> [Brief]: Echo every line of the listing below verbatim, keeping the original order and formatting.

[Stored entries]
-------------------------

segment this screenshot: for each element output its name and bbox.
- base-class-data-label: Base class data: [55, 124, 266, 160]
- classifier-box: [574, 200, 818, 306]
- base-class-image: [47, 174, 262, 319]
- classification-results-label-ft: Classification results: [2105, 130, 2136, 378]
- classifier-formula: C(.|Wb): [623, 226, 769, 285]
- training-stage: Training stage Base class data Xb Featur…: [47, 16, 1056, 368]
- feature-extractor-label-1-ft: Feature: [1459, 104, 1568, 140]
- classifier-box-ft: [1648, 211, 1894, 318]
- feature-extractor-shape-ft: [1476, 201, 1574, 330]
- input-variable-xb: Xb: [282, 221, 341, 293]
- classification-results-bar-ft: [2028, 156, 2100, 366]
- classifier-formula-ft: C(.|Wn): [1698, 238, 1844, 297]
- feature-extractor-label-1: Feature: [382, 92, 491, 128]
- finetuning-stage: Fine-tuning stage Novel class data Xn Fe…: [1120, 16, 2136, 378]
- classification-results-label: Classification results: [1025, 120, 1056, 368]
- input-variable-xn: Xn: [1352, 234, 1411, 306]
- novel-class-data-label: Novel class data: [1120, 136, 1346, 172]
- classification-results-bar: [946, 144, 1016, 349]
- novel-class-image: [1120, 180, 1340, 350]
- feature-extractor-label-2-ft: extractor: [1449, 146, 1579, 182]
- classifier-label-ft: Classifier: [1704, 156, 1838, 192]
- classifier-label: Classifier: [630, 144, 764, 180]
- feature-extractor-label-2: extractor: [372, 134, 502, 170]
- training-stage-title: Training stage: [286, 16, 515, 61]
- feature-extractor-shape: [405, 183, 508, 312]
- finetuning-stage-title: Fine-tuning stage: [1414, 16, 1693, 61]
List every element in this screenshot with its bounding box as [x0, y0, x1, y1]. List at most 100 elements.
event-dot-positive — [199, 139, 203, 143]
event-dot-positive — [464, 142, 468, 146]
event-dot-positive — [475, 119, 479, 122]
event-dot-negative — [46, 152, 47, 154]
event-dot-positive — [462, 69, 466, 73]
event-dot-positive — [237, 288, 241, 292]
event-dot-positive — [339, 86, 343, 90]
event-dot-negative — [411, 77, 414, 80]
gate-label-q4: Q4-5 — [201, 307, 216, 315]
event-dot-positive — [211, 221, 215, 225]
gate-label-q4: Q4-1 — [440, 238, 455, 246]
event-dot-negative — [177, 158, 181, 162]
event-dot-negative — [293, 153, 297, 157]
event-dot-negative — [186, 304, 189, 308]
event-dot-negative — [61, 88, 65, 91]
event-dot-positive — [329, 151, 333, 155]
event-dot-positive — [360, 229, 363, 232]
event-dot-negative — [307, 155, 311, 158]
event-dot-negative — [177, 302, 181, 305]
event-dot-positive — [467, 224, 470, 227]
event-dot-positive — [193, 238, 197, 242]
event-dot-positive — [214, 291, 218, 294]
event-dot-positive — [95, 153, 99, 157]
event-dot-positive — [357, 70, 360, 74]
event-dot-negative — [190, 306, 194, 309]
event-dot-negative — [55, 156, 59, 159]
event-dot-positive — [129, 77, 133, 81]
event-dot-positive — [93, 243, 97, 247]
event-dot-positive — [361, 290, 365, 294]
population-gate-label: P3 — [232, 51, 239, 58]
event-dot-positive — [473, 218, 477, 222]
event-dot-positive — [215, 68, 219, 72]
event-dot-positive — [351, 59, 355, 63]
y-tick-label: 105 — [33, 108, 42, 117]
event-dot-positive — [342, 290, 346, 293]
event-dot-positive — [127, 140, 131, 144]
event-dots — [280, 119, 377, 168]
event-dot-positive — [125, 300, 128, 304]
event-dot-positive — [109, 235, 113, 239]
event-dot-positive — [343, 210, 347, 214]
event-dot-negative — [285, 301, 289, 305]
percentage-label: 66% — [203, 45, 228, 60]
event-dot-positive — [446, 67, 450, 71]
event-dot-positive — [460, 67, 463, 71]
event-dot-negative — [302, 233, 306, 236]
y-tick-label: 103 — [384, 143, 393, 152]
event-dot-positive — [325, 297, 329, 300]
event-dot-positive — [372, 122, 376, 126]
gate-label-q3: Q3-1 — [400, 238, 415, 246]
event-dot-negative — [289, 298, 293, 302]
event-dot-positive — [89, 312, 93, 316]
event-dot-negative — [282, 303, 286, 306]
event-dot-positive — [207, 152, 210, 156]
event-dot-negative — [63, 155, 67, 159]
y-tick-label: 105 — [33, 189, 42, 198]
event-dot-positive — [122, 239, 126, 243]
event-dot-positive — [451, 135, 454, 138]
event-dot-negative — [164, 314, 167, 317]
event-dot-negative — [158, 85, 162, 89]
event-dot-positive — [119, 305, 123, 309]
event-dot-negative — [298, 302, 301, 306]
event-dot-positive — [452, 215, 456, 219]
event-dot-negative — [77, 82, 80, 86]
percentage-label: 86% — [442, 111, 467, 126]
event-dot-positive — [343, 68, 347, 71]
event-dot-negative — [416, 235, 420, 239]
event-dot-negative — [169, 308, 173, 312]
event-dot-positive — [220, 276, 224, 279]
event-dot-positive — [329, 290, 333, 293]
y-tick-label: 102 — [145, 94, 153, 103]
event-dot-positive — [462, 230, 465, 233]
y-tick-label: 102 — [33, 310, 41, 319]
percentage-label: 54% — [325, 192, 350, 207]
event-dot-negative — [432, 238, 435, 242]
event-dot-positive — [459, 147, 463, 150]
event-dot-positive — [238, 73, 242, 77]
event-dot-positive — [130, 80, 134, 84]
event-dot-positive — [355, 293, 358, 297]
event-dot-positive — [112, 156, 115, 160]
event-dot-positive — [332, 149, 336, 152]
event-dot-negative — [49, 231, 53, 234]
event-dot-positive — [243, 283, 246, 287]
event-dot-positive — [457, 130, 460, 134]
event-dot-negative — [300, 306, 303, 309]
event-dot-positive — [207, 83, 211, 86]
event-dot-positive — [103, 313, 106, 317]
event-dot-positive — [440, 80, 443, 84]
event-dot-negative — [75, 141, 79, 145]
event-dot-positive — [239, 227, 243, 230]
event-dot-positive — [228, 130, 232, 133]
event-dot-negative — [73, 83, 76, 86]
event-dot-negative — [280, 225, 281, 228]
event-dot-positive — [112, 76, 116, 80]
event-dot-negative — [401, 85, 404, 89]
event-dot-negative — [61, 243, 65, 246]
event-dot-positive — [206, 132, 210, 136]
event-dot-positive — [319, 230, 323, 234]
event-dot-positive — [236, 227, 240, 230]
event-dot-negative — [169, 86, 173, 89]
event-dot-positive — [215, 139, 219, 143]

-------------------------

> [Written reply]:
segment this screenshot: for each element output its name and bbox.
- base-class-data-label: Base class data: [55, 124, 266, 160]
- classifier-box: [574, 200, 818, 306]
- base-class-image: [47, 174, 262, 319]
- classification-results-label-ft: Classification results: [2105, 130, 2136, 378]
- classifier-formula: C(.|Wb): [623, 226, 769, 285]
- training-stage: Training stage Base class data Xb Featur…: [47, 16, 1056, 368]
- feature-extractor-label-1-ft: Feature: [1459, 104, 1568, 140]
- classifier-box-ft: [1648, 211, 1894, 318]
- feature-extractor-shape-ft: [1476, 201, 1574, 330]
- input-variable-xb: Xb: [282, 221, 341, 293]
- classification-results-bar-ft: [2028, 156, 2100, 366]
- classifier-formula-ft: C(.|Wn): [1698, 238, 1844, 297]
- feature-extractor-label-1: Feature: [382, 92, 491, 128]
- finetuning-stage: Fine-tuning stage Novel class data Xn Fe…: [1120, 16, 2136, 378]
- classification-results-label: Classification results: [1025, 120, 1056, 368]
- input-variable-xn: Xn: [1352, 234, 1411, 306]
- novel-class-data-label: Novel class data: [1120, 136, 1346, 172]
- classification-results-bar: [946, 144, 1016, 349]
- novel-class-image: [1120, 180, 1340, 350]
- feature-extractor-label-2-ft: extractor: [1449, 146, 1579, 182]
- classifier-label-ft: Classifier: [1704, 156, 1838, 192]
- classifier-label: Classifier: [630, 144, 764, 180]
- feature-extractor-label-2: extractor: [372, 134, 502, 170]
- training-stage-title: Training stage: [286, 16, 515, 61]
- feature-extractor-shape: [405, 183, 508, 312]
- finetuning-stage-title: Fine-tuning stage: [1414, 16, 1693, 61]
List every element in this screenshot with its bounding box as [x0, y0, x1, y1]. List at most 100 elements.
event-dot-positive — [199, 139, 203, 143]
event-dot-positive — [464, 142, 468, 146]
event-dot-positive — [475, 119, 479, 122]
event-dot-negative — [46, 152, 47, 154]
event-dot-positive — [462, 69, 466, 73]
event-dot-positive — [237, 288, 241, 292]
event-dot-positive — [339, 86, 343, 90]
event-dot-negative — [411, 77, 414, 80]
gate-label-q4: Q4-5 — [201, 307, 216, 315]
event-dot-positive — [211, 221, 215, 225]
gate-label-q4: Q4-1 — [440, 238, 455, 246]
event-dot-negative — [177, 158, 181, 162]
event-dot-negative — [293, 153, 297, 157]
event-dot-negative — [186, 304, 189, 308]
event-dot-negative — [61, 88, 65, 91]
event-dot-positive — [329, 151, 333, 155]
event-dot-positive — [360, 229, 363, 232]
event-dot-negative — [307, 155, 311, 158]
event-dot-negative — [177, 302, 181, 305]
event-dot-positive — [467, 224, 470, 227]
event-dot-positive — [193, 238, 197, 242]
event-dot-positive — [214, 291, 218, 294]
event-dot-positive — [95, 153, 99, 157]
event-dot-positive — [357, 70, 360, 74]
event-dot-negative — [190, 306, 194, 309]
event-dot-negative — [55, 156, 59, 159]
event-dot-positive — [129, 77, 133, 81]
event-dot-positive — [93, 243, 97, 247]
event-dot-positive — [361, 290, 365, 294]
population-gate-label: P3 — [232, 51, 239, 58]
event-dot-positive — [473, 218, 477, 222]
event-dot-positive — [215, 68, 219, 72]
event-dot-positive — [351, 59, 355, 63]
y-tick-label: 105 — [33, 108, 42, 117]
event-dot-positive — [342, 290, 346, 293]
event-dot-positive — [127, 140, 131, 144]
event-dots — [280, 119, 377, 168]
event-dot-positive — [125, 300, 128, 304]
event-dot-positive — [109, 235, 113, 239]
event-dot-positive — [343, 210, 347, 214]
event-dot-negative — [285, 301, 289, 305]
percentage-label: 66% — [203, 45, 228, 60]
event-dot-positive — [446, 67, 450, 71]
event-dot-positive — [460, 67, 463, 71]
event-dot-negative — [302, 233, 306, 236]
y-tick-label: 103 — [384, 143, 393, 152]
event-dot-positive — [325, 297, 329, 300]
event-dot-positive — [372, 122, 376, 126]
gate-label-q3: Q3-1 — [400, 238, 415, 246]
event-dot-negative — [289, 298, 293, 302]
event-dot-positive — [89, 312, 93, 316]
event-dot-negative — [282, 303, 286, 306]
event-dot-positive — [207, 152, 210, 156]
event-dot-negative — [63, 155, 67, 159]
y-tick-label: 105 — [33, 189, 42, 198]
event-dot-positive — [122, 239, 126, 243]
event-dot-positive — [451, 135, 454, 138]
event-dot-negative — [164, 314, 167, 317]
event-dot-negative — [158, 85, 162, 89]
event-dot-positive — [119, 305, 123, 309]
event-dot-negative — [298, 302, 301, 306]
event-dot-positive — [452, 215, 456, 219]
event-dot-negative — [77, 82, 80, 86]
percentage-label: 86% — [442, 111, 467, 126]
event-dot-positive — [343, 68, 347, 71]
event-dot-negative — [416, 235, 420, 239]
event-dot-negative — [169, 308, 173, 312]
event-dot-positive — [220, 276, 224, 279]
event-dot-positive — [329, 290, 333, 293]
y-tick-label: 102 — [145, 94, 153, 103]
event-dot-positive — [462, 230, 465, 233]
y-tick-label: 102 — [33, 310, 41, 319]
percentage-label: 54% — [325, 192, 350, 207]
event-dot-negative — [432, 238, 435, 242]
event-dot-positive — [459, 147, 463, 150]
event-dot-positive — [238, 73, 242, 77]
event-dot-positive — [130, 80, 134, 84]
event-dot-positive — [355, 293, 358, 297]
event-dot-positive — [112, 156, 115, 160]
event-dot-positive — [332, 149, 336, 152]
event-dot-negative — [49, 231, 53, 234]
event-dot-positive — [243, 283, 246, 287]
event-dot-positive — [457, 130, 460, 134]
event-dot-negative — [300, 306, 303, 309]
event-dot-positive — [207, 83, 211, 86]
event-dot-positive — [103, 313, 106, 317]
event-dot-positive — [440, 80, 443, 84]
event-dot-negative — [75, 141, 79, 145]
event-dot-positive — [239, 227, 243, 230]
event-dot-positive — [228, 130, 232, 133]
event-dot-negative — [73, 83, 76, 86]
event-dot-negative — [280, 225, 281, 228]
event-dot-positive — [112, 76, 116, 80]
event-dot-negative — [401, 85, 404, 89]
event-dot-negative — [61, 243, 65, 246]
event-dot-positive — [206, 132, 210, 136]
event-dot-positive — [319, 230, 323, 234]
event-dot-positive — [236, 227, 240, 230]
event-dot-negative — [169, 86, 173, 89]
event-dot-positive — [215, 139, 219, 143]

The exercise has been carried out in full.